● **Stored data entries**

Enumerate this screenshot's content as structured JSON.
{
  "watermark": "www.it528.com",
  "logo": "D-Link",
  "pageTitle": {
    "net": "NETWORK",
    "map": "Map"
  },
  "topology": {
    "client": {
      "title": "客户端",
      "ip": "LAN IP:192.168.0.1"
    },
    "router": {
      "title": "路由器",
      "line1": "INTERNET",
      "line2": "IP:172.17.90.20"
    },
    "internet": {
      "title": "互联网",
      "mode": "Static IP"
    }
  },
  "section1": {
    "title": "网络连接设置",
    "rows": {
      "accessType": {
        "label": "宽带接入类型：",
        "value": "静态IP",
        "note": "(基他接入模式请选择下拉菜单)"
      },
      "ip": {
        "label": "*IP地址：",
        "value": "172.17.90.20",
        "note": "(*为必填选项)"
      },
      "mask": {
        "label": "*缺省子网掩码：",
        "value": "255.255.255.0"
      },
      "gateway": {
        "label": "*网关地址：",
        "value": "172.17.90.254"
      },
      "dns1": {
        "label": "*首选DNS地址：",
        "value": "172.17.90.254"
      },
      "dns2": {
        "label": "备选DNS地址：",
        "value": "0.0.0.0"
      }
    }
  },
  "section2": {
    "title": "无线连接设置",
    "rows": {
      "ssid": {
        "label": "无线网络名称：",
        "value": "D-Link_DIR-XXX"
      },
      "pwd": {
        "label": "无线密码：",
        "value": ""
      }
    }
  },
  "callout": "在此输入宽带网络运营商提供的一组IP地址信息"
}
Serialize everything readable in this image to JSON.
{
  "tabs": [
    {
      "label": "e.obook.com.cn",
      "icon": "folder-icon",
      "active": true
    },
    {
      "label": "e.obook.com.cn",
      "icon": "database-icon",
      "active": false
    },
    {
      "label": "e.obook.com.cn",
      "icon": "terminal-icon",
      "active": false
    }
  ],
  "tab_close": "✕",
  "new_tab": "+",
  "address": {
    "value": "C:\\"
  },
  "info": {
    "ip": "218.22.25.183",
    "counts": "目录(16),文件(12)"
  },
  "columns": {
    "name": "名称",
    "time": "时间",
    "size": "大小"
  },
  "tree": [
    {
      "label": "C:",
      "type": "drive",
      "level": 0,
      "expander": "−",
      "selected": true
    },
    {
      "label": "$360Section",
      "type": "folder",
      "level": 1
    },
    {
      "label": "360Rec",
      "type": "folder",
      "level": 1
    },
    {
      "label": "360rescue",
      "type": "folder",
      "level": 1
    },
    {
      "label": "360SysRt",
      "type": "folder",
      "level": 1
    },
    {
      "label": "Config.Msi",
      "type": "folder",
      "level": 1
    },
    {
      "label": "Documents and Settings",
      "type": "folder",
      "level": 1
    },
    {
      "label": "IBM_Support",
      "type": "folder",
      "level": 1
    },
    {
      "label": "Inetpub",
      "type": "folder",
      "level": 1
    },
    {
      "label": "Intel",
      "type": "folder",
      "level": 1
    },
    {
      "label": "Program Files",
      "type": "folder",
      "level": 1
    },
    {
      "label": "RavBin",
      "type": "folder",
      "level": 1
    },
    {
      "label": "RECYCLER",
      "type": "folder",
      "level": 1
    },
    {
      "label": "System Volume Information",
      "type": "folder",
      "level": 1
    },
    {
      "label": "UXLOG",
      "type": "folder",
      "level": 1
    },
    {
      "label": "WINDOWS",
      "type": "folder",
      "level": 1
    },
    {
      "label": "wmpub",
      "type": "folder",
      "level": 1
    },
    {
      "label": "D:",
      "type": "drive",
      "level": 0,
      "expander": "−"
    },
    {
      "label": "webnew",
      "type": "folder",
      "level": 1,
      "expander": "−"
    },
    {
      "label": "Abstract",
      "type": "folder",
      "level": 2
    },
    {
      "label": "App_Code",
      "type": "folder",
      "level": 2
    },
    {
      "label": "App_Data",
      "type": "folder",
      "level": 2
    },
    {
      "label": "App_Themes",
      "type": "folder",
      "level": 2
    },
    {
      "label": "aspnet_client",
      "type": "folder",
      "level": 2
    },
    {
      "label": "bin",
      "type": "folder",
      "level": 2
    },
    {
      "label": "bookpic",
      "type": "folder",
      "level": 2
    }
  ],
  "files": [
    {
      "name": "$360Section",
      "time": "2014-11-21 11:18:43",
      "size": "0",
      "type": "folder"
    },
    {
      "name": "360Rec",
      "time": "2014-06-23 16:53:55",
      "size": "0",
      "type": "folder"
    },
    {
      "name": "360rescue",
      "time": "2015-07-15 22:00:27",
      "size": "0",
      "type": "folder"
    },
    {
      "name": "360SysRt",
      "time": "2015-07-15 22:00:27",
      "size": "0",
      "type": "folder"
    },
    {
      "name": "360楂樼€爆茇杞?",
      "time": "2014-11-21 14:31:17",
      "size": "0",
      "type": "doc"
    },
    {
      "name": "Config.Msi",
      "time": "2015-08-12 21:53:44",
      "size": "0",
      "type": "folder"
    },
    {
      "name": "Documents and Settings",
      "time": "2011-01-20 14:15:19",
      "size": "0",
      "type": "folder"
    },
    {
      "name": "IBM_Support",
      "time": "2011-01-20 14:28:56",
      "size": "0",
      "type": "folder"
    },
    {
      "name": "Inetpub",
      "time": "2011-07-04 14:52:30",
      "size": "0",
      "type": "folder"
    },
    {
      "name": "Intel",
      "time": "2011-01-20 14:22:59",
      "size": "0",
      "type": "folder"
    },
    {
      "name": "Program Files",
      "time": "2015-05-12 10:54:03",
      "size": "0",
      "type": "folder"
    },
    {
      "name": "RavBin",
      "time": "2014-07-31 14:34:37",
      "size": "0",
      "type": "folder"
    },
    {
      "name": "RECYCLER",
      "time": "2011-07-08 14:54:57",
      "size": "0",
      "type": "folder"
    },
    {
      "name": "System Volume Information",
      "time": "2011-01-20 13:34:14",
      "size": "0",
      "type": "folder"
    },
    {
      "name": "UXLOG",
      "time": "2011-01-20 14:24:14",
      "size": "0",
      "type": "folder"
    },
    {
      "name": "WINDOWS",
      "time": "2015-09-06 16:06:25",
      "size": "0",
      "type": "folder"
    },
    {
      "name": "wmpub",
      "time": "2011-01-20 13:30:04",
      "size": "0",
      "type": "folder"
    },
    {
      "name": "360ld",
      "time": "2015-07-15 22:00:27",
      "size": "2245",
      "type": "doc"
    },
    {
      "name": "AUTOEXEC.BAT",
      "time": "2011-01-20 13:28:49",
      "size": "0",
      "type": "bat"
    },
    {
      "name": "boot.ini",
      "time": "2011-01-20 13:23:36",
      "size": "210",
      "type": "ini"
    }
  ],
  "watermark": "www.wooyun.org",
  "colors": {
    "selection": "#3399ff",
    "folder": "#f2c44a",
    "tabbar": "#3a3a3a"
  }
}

● **What to do**
Would you reproduce all the entries exactly?

● **Answer for this exercise**
Enumerate this screenshot's content as structured JSON.
{
  "watermark": "www.it528.com",
  "logo": "D-Link",
  "pageTitle": {
    "net": "NETWORK",
    "map": "Map"
  },
  "topology": {
    "client": {
      "title": "客户端",
      "ip": "LAN IP:192.168.0.1"
    },
    "router": {
      "title": "路由器",
      "line1": "INTERNET",
      "line2": "IP:172.17.90.20"
    },
    "internet": {
      "title": "互联网",
      "mode": "Static IP"
    }
  },
  "section1": {
    "title": "网络连接设置",
    "rows": {
      "accessType": {
        "label": "宽带接入类型：",
        "value": "静态IP",
        "note": "(基他接入模式请选择下拉菜单)"
      },
      "ip": {
        "label": "*IP地址：",
        "value": "172.17.90.20",
        "note": "(*为必填选项)"
      },
      "mask": {
        "label": "*缺省子网掩码：",
        "value": "255.255.255.0"
      },
      "gateway": {
        "label": "*网关地址：",
        "value": "172.17.90.254"
      },
      "dns1": {
        "label": "*首选DNS地址：",
        "value": "172.17.90.254"
      },
      "dns2": {
        "label": "备选DNS地址：",
        "value": "0.0.0.0"
      }
    }
  },
  "section2": {
    "title": "无线连接设置",
    "rows": {
      "ssid": {
        "label": "无线网络名称：",
        "value": "D-Link_DIR-XXX"
      },
      "pwd": {
        "label": "无线密码：",
        "value": ""
      }
    }
  },
  "callout": "在此输入宽带网络运营商提供的一组IP地址信息"
}
Serialize everything readable in this image to JSON.
{
  "tabs": [
    {
      "label": "e.obook.com.cn",
      "icon": "folder-icon",
      "active": true
    },
    {
      "label": "e.obook.com.cn",
      "icon": "database-icon",
      "active": false
    },
    {
      "label": "e.obook.com.cn",
      "icon": "terminal-icon",
      "active": false
    }
  ],
  "tab_close": "✕",
  "new_tab": "+",
  "address": {
    "value": "C:\\"
  },
  "info": {
    "ip": "218.22.25.183",
    "counts": "目录(16),文件(12)"
  },
  "columns": {
    "name": "名称",
    "time": "时间",
    "size": "大小"
  },
  "tree": [
    {
      "label": "C:",
      "type": "drive",
      "level": 0,
      "expander": "−",
      "selected": true
    },
    {
      "label": "$360Section",
      "type": "folder",
      "level": 1
    },
    {
      "label": "360Rec",
      "type": "folder",
      "level": 1
    },
    {
      "label": "360rescue",
      "type": "folder",
      "level": 1
    },
    {
      "label": "360SysRt",
      "type": "folder",
      "level": 1
    },
    {
      "label": "Config.Msi",
      "type": "folder",
      "level": 1
    },
    {
      "label": "Documents and Settings",
      "type": "folder",
      "level": 1
    },
    {
      "label": "IBM_Support",
      "type": "folder",
      "level": 1
    },
    {
      "label": "Inetpub",
      "type": "folder",
      "level": 1
    },
    {
      "label": "Intel",
      "type": "folder",
      "level": 1
    },
    {
      "label": "Program Files",
      "type": "folder",
      "level": 1
    },
    {
      "label": "RavBin",
      "type": "folder",
      "level": 1
    },
    {
      "label": "RECYCLER",
      "type": "folder",
      "level": 1
    },
    {
      "label": "System Volume Information",
      "type": "folder",
      "level": 1
    },
    {
      "label": "UXLOG",
      "type": "folder",
      "level": 1
    },
    {
      "label": "WINDOWS",
      "type": "folder",
      "level": 1
    },
    {
      "label": "wmpub",
      "type": "folder",
      "level": 1
    },
    {
      "label": "D:",
      "type": "drive",
      "level": 0,
      "expander": "−"
    },
    {
      "label": "webnew",
      "type": "folder",
      "level": 1,
      "expander": "−"
    },
    {
      "label": "Abstract",
      "type": "folder",
      "level": 2
    },
    {
      "label": "App_Code",
      "type": "folder",
      "level": 2
    },
    {
      "label": "App_Data",
      "type": "folder",
      "level": 2
    },
    {
      "label": "App_Themes",
      "type": "folder",
      "level": 2
    },
    {
      "label": "aspnet_client",
      "type": "folder",
      "level": 2
    },
    {
      "label": "bin",
      "type": "folder",
      "level": 2
    },
    {
      "label": "bookpic",
      "type": "folder",
      "level": 2
    }
  ],
  "files": [
    {
      "name": "$360Section",
      "time": "2014-11-21 11:18:43",
      "size": "0",
      "type": "folder"
    },
    {
      "name": "360Rec",
      "time": "2014-06-23 16:53:55",
      "size": "0",
      "type": "folder"
    },
    {
      "name": "360rescue",
      "time": "2015-07-15 22:00:27",
      "size": "0",
      "type": "folder"
    },
    {
      "name": "360SysRt",
      "time": "2015-07-15 22:00:27",
      "size": "0",
      "type": "folder"
    },
    {
      "name": "360楂樼€爆茇杞?",
      "time": "2014-11-21 14:31:17",
      "size": "0",
      "type": "doc"
    },
    {
      "name": "Config.Msi",
      "time": "2015-08-12 21:53:44",
      "size": "0",
      "type": "folder"
    },
    {
      "name": "Documents and Settings",
      "time": "2011-01-20 14:15:19",
      "size": "0",
      "type": "folder"
    },
    {
      "name": "IBM_Support",
      "time": "2011-01-20 14:28:56",
      "size": "0",
      "type": "folder"
    },
    {
      "name": "Inetpub",
      "time": "2011-07-04 14:52:30",
      "size": "0",
      "type": "folder"
    },
    {
      "name": "Intel",
      "time": "2011-01-20 14:22:59",
      "size": "0",
      "type": "folder"
    },
    {
      "name": "Program Files",
      "time": "2015-05-12 10:54:03",
      "size": "0",
      "type": "folder"
    },
    {
      "name": "RavBin",
      "time": "2014-07-31 14:34:37",
      "size": "0",
      "type": "folder"
    },
    {
      "name": "RECYCLER",
      "time": "2011-07-08 14:54:57",
      "size": "0",
      "type": "folder"
    },
    {
      "name": "System Volume Information",
      "time": "2011-01-20 13:34:14",
      "size": "0",
      "type": "folder"
    },
    {
      "name": "UXLOG",
      "time": "2011-01-20 14:24:14",
      "size": "0",
      "type": "folder"
    },
    {
      "name": "WINDOWS",
      "time": "2015-09-06 16:06:25",
      "size": "0",
      "type": "folder"
    },
    {
      "name": "wmpub",
      "time": "2011-01-20 13:30:04",
      "size": "0",
      "type": "folder"
    },
    {
      "name": "360ld",
      "time": "2015-07-15 22:00:27",
      "size": "2245",
      "type": "doc"
    },
    {
      "name": "AUTOEXEC.BAT",
      "time": "2011-01-20 13:28:49",
      "size": "0",
      "type": "bat"
    },
    {
      "name": "boot.ini",
      "time": "2011-01-20 13:23:36",
      "size": "210",
      "type": "ini"
    }
  ],
  "watermark": "www.wooyun.org",
  "colors": {
    "selection": "#3399ff",
    "folder": "#f2c44a",
    "tabbar": "#3a3a3a"
  }
}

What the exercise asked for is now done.